> _Requirement_:
Every line below should be repeated exactly.

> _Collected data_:

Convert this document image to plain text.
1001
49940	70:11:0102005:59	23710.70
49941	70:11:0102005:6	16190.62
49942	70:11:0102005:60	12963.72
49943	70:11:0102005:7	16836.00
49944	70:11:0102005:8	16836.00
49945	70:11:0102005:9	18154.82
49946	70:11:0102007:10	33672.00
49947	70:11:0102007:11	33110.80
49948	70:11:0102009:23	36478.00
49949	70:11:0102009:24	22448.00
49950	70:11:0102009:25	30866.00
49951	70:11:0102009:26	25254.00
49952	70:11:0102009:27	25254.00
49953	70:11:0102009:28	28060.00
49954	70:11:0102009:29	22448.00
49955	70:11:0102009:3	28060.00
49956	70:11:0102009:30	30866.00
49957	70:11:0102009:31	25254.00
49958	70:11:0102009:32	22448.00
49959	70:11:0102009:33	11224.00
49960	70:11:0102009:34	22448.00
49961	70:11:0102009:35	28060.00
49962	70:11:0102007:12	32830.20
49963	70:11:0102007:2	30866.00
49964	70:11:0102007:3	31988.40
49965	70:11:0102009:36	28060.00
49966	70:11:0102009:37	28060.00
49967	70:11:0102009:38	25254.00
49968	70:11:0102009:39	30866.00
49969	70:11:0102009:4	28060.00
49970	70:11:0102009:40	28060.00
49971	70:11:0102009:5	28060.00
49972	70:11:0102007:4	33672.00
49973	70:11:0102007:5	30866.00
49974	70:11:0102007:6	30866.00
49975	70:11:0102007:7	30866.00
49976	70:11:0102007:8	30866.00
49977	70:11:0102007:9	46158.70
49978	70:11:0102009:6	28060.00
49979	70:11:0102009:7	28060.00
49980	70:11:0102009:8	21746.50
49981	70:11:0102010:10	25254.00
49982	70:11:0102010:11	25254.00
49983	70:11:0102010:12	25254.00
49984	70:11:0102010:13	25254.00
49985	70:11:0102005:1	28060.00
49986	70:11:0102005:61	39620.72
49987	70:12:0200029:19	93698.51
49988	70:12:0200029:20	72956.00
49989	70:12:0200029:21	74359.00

> _Solution to the exercise_:
Convert this document image to plain text.
1001
49940	70:11:0102005:59	23710.70
49941	70:11:0102005:6	16190.62
49942	70:11:0102005:60	12963.72
49943	70:11:0102005:7	16836.00
49944	70:11:0102005:8	16836.00
49945	70:11:0102005:9	18154.82
49946	70:11:0102007:10	33672.00
49947	70:11:0102007:11	33110.80
49948	70:11:0102009:23	36478.00
49949	70:11:0102009:24	22448.00
49950	70:11:0102009:25	30866.00
49951	70:11:0102009:26	25254.00
49952	70:11:0102009:27	25254.00
49953	70:11:0102009:28	28060.00
49954	70:11:0102009:29	22448.00
49955	70:11:0102009:3	28060.00
49956	70:11:0102009:30	30866.00
49957	70:11:0102009:31	25254.00
49958	70:11:0102009:32	22448.00
49959	70:11:0102009:33	11224.00
49960	70:11:0102009:34	22448.00
49961	70:11:0102009:35	28060.00
49962	70:11:0102007:12	32830.20
49963	70:11:0102007:2	30866.00
49964	70:11:0102007:3	31988.40
49965	70:11:0102009:36	28060.00
49966	70:11:0102009:37	28060.00
49967	70:11:0102009:38	25254.00
49968	70:11:0102009:39	30866.00
49969	70:11:0102009:4	28060.00
49970	70:11:0102009:40	28060.00
49971	70:11:0102009:5	28060.00
49972	70:11:0102007:4	33672.00
49973	70:11:0102007:5	30866.00
49974	70:11:0102007:6	30866.00
49975	70:11:0102007:7	30866.00
49976	70:11:0102007:8	30866.00
49977	70:11:0102007:9	46158.70
49978	70:11:0102009:6	28060.00
49979	70:11:0102009:7	28060.00
49980	70:11:0102009:8	21746.50
49981	70:11:0102010:10	25254.00
49982	70:11:0102010:11	25254.00
49983	70:11:0102010:12	25254.00
49984	70:11:0102010:13	25254.00
49985	70:11:0102005:1	28060.00
49986	70:11:0102005:61	39620.72
49987	70:12:0200029:19	93698.51
49988	70:12:0200029:20	72956.00
49989	70:12:0200029:21	74359.00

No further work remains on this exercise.